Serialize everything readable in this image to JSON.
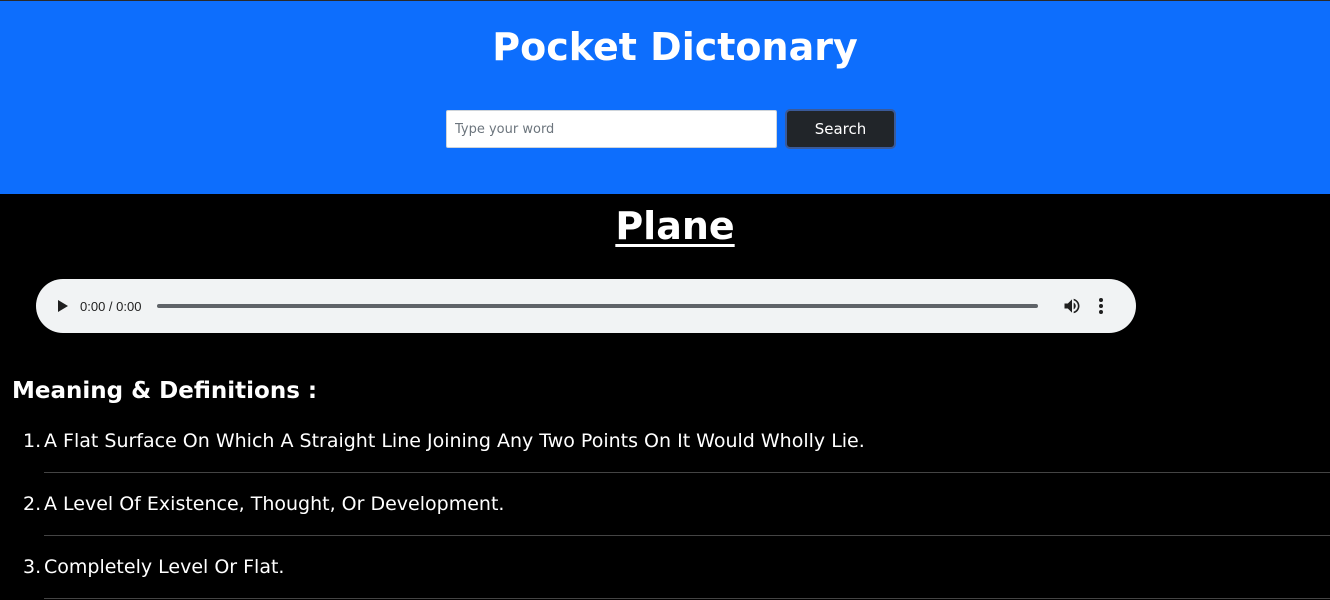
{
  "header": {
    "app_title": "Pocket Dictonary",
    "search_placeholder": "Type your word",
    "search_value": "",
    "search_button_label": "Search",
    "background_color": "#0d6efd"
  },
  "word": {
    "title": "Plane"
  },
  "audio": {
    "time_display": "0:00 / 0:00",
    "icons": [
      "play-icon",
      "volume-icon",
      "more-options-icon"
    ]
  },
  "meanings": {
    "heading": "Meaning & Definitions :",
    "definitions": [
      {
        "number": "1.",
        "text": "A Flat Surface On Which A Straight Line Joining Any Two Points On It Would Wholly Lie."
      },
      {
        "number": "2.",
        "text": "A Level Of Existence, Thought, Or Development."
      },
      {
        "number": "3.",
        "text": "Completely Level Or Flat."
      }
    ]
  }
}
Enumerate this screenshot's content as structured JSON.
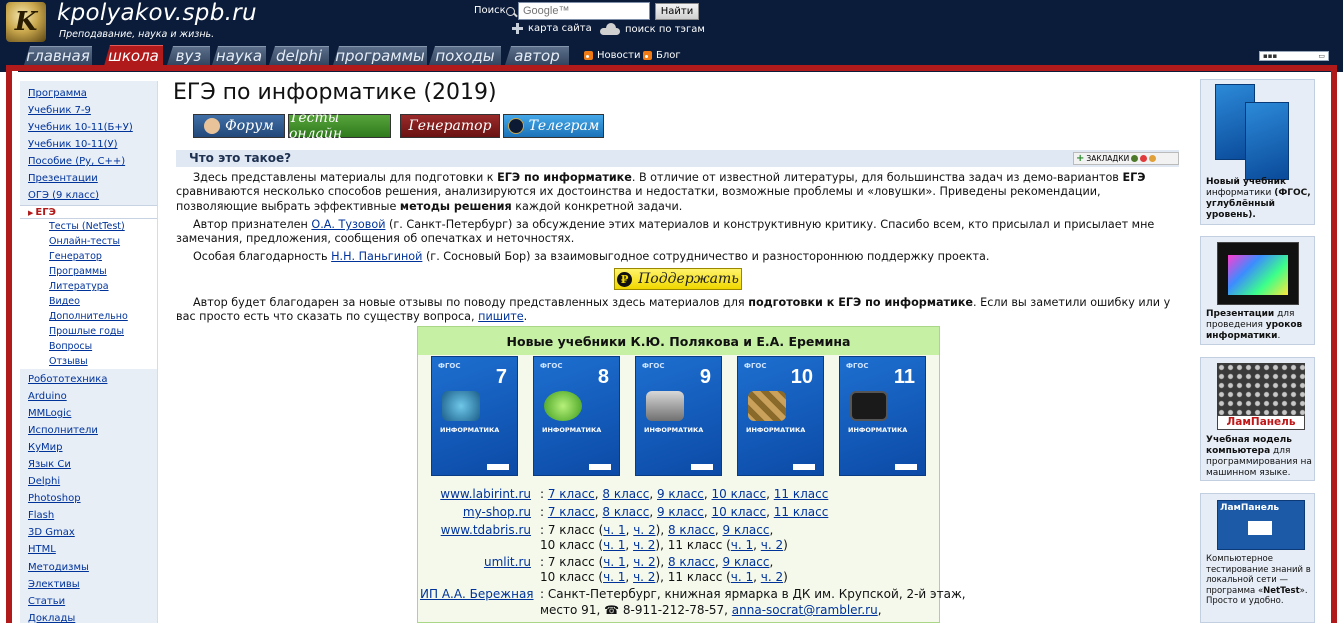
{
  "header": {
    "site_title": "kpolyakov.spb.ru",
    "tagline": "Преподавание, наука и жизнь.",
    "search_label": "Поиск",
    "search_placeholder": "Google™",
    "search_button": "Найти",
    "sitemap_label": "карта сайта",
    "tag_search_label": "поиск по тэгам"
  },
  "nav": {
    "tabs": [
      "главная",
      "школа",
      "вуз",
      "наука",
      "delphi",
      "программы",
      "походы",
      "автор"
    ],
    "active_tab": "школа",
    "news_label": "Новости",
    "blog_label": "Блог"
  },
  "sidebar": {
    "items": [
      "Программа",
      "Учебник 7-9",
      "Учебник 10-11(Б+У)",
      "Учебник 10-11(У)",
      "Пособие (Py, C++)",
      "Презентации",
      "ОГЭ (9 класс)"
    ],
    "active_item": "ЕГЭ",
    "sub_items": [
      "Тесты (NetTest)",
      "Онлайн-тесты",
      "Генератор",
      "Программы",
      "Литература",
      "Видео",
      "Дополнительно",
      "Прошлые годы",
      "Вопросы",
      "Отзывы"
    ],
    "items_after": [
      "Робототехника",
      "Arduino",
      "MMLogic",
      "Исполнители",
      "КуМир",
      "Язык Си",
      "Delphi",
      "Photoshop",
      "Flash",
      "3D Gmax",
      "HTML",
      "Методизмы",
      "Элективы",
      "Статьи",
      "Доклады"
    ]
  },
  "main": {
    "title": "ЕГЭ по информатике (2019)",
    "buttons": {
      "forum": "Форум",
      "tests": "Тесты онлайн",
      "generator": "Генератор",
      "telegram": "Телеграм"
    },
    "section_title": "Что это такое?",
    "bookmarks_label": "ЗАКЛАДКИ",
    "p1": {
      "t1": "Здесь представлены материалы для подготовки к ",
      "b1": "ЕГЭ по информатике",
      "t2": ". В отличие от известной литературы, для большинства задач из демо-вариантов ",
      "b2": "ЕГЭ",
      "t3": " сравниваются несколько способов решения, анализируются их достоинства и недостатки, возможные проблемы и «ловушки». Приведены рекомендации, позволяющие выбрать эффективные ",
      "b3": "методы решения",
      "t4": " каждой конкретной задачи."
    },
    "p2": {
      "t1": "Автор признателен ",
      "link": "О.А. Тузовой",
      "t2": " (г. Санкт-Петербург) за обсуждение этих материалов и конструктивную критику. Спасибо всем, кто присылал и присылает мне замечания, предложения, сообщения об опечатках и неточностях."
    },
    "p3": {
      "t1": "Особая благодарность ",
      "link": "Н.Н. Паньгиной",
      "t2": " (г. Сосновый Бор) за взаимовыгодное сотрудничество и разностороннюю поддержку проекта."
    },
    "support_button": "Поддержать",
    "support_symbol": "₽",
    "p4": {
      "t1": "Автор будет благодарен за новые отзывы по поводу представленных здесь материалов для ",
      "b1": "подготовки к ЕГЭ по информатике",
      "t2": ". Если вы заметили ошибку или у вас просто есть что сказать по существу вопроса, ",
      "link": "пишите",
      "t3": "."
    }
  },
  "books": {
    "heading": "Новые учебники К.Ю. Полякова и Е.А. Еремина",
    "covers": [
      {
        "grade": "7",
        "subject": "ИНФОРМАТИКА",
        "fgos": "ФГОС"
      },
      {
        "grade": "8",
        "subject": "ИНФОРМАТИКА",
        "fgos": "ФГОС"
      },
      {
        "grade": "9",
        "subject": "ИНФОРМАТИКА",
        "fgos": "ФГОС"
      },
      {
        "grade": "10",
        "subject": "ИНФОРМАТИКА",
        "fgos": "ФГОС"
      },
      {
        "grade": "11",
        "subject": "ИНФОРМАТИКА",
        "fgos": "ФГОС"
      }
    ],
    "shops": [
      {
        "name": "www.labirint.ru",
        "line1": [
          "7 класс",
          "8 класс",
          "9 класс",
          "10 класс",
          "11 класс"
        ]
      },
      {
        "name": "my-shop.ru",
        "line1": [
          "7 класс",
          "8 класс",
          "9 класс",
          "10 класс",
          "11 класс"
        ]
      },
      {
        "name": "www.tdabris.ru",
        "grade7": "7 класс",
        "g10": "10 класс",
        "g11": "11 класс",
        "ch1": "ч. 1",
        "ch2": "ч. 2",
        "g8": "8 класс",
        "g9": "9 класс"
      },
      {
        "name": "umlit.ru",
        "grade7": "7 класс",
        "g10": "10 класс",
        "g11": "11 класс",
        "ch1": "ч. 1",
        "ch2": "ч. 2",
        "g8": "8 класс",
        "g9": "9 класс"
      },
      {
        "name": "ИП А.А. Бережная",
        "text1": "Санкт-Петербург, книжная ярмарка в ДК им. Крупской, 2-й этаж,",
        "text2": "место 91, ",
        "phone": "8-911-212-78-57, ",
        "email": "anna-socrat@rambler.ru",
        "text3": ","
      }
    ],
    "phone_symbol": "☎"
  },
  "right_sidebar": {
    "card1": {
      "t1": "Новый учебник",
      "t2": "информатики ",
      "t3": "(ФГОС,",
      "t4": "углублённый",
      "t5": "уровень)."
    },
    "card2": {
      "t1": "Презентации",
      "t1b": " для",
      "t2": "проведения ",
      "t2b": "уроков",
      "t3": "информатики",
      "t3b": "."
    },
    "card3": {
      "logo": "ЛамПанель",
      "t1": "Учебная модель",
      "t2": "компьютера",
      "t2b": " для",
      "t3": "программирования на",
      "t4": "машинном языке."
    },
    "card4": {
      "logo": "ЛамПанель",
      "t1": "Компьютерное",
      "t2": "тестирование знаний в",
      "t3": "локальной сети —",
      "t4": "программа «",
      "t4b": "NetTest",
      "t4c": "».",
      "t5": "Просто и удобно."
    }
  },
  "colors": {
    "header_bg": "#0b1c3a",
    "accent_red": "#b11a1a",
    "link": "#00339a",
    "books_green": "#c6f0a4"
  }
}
--
Written task → Give back every line exactly as it stands, pictures excluded.

Problem solution →
Serialize everything readable in this image to JSON.
{
  "header": {
    "app_title": "Pocket Dictonary",
    "search_placeholder": "Type your word",
    "search_value": "",
    "search_button_label": "Search",
    "background_color": "#0d6efd"
  },
  "word": {
    "title": "Plane"
  },
  "audio": {
    "time_display": "0:00 / 0:00",
    "icons": [
      "play-icon",
      "volume-icon",
      "more-options-icon"
    ]
  },
  "meanings": {
    "heading": "Meaning & Definitions :",
    "definitions": [
      {
        "number": "1.",
        "text": "A Flat Surface On Which A Straight Line Joining Any Two Points On It Would Wholly Lie."
      },
      {
        "number": "2.",
        "text": "A Level Of Existence, Thought, Or Development."
      },
      {
        "number": "3.",
        "text": "Completely Level Or Flat."
      }
    ]
  }
}
Enumerate this screenshot's content as structured JSON.
{
  "header": {
    "site_title": "kpolyakov.spb.ru",
    "tagline": "Преподавание, наука и жизнь.",
    "search_label": "Поиск",
    "search_placeholder": "Google™",
    "search_button": "Найти",
    "sitemap_label": "карта сайта",
    "tag_search_label": "поиск по тэгам"
  },
  "nav": {
    "tabs": [
      "главная",
      "школа",
      "вуз",
      "наука",
      "delphi",
      "программы",
      "походы",
      "автор"
    ],
    "active_tab": "школа",
    "news_label": "Новости",
    "blog_label": "Блог"
  },
  "sidebar": {
    "items": [
      "Программа",
      "Учебник 7-9",
      "Учебник 10-11(Б+У)",
      "Учебник 10-11(У)",
      "Пособие (Py, C++)",
      "Презентации",
      "ОГЭ (9 класс)"
    ],
    "active_item": "ЕГЭ",
    "sub_items": [
      "Тесты (NetTest)",
      "Онлайн-тесты",
      "Генератор",
      "Программы",
      "Литература",
      "Видео",
      "Дополнительно",
      "Прошлые годы",
      "Вопросы",
      "Отзывы"
    ],
    "items_after": [
      "Робототехника",
      "Arduino",
      "MMLogic",
      "Исполнители",
      "КуМир",
      "Язык Си",
      "Delphi",
      "Photoshop",
      "Flash",
      "3D Gmax",
      "HTML",
      "Методизмы",
      "Элективы",
      "Статьи",
      "Доклады"
    ]
  },
  "main": {
    "title": "ЕГЭ по информатике (2019)",
    "buttons": {
      "forum": "Форум",
      "tests": "Тесты онлайн",
      "generator": "Генератор",
      "telegram": "Телеграм"
    },
    "section_title": "Что это такое?",
    "bookmarks_label": "ЗАКЛАДКИ",
    "p1": {
      "t1": "Здесь представлены материалы для подготовки к ",
      "b1": "ЕГЭ по информатике",
      "t2": ". В отличие от известной литературы, для большинства задач из демо-вариантов ",
      "b2": "ЕГЭ",
      "t3": " сравниваются несколько способов решения, анализируются их достоинства и недостатки, возможные проблемы и «ловушки». Приведены рекомендации, позволяющие выбрать эффективные ",
      "b3": "методы решения",
      "t4": " каждой конкретной задачи."
    },
    "p2": {
      "t1": "Автор признателен ",
      "link": "О.А. Тузовой",
      "t2": " (г. Санкт-Петербург) за обсуждение этих материалов и конструктивную критику. Спасибо всем, кто присылал и присылает мне замечания, предложения, сообщения об опечатках и неточностях."
    },
    "p3": {
      "t1": "Особая благодарность ",
      "link": "Н.Н. Паньгиной",
      "t2": " (г. Сосновый Бор) за взаимовыгодное сотрудничество и разностороннюю поддержку проекта."
    },
    "support_button": "Поддержать",
    "support_symbol": "₽",
    "p4": {
      "t1": "Автор будет благодарен за новые отзывы по поводу представленных здесь материалов для ",
      "b1": "подготовки к ЕГЭ по информатике",
      "t2": ". Если вы заметили ошибку или у вас просто есть что сказать по существу вопроса, ",
      "link": "пишите",
      "t3": "."
    }
  },
  "books": {
    "heading": "Новые учебники К.Ю. Полякова и Е.А. Еремина",
    "covers": [
      {
        "grade": "7",
        "subject": "ИНФОРМАТИКА",
        "fgos": "ФГОС"
      },
      {
        "grade": "8",
        "subject": "ИНФОРМАТИКА",
        "fgos": "ФГОС"
      },
      {
        "grade": "9",
        "subject": "ИНФОРМАТИКА",
        "fgos": "ФГОС"
      },
      {
        "grade": "10",
        "subject": "ИНФОРМАТИКА",
        "fgos": "ФГОС"
      },
      {
        "grade": "11",
        "subject": "ИНФОРМАТИКА",
        "fgos": "ФГОС"
      }
    ],
    "shops": [
      {
        "name": "www.labirint.ru",
        "line1": [
          "7 класс",
          "8 класс",
          "9 класс",
          "10 класс",
          "11 класс"
        ]
      },
      {
        "name": "my-shop.ru",
        "line1": [
          "7 класс",
          "8 класс",
          "9 класс",
          "10 класс",
          "11 класс"
        ]
      },
      {
        "name": "www.tdabris.ru",
        "grade7": "7 класс",
        "g10": "10 класс",
        "g11": "11 класс",
        "ch1": "ч. 1",
        "ch2": "ч. 2",
        "g8": "8 класс",
        "g9": "9 класс"
      },
      {
        "name": "umlit.ru",
        "grade7": "7 класс",
        "g10": "10 класс",
        "g11": "11 класс",
        "ch1": "ч. 1",
        "ch2": "ч. 2",
        "g8": "8 класс",
        "g9": "9 класс"
      },
      {
        "name": "ИП А.А. Бережная",
        "text1": "Санкт-Петербург, книжная ярмарка в ДК им. Крупской, 2-й этаж,",
        "text2": "место 91, ",
        "phone": "8-911-212-78-57, ",
        "email": "anna-socrat@rambler.ru",
        "text3": ","
      }
    ],
    "phone_symbol": "☎"
  },
  "right_sidebar": {
    "card1": {
      "t1": "Новый учебник",
      "t2": "информатики ",
      "t3": "(ФГОС,",
      "t4": "углублённый",
      "t5": "уровень)."
    },
    "card2": {
      "t1": "Презентации",
      "t1b": " для",
      "t2": "проведения ",
      "t2b": "уроков",
      "t3": "информатики",
      "t3b": "."
    },
    "card3": {
      "logo": "ЛамПанель",
      "t1": "Учебная модель",
      "t2": "компьютера",
      "t2b": " для",
      "t3": "программирования на",
      "t4": "машинном языке."
    },
    "card4": {
      "logo": "ЛамПанель",
      "t1": "Компьютерное",
      "t2": "тестирование знаний в",
      "t3": "локальной сети —",
      "t4": "программа «",
      "t4b": "NetTest",
      "t4c": "».",
      "t5": "Просто и удобно."
    }
  },
  "colors": {
    "header_bg": "#0b1c3a",
    "accent_red": "#b11a1a",
    "link": "#00339a",
    "books_green": "#c6f0a4"
  }
}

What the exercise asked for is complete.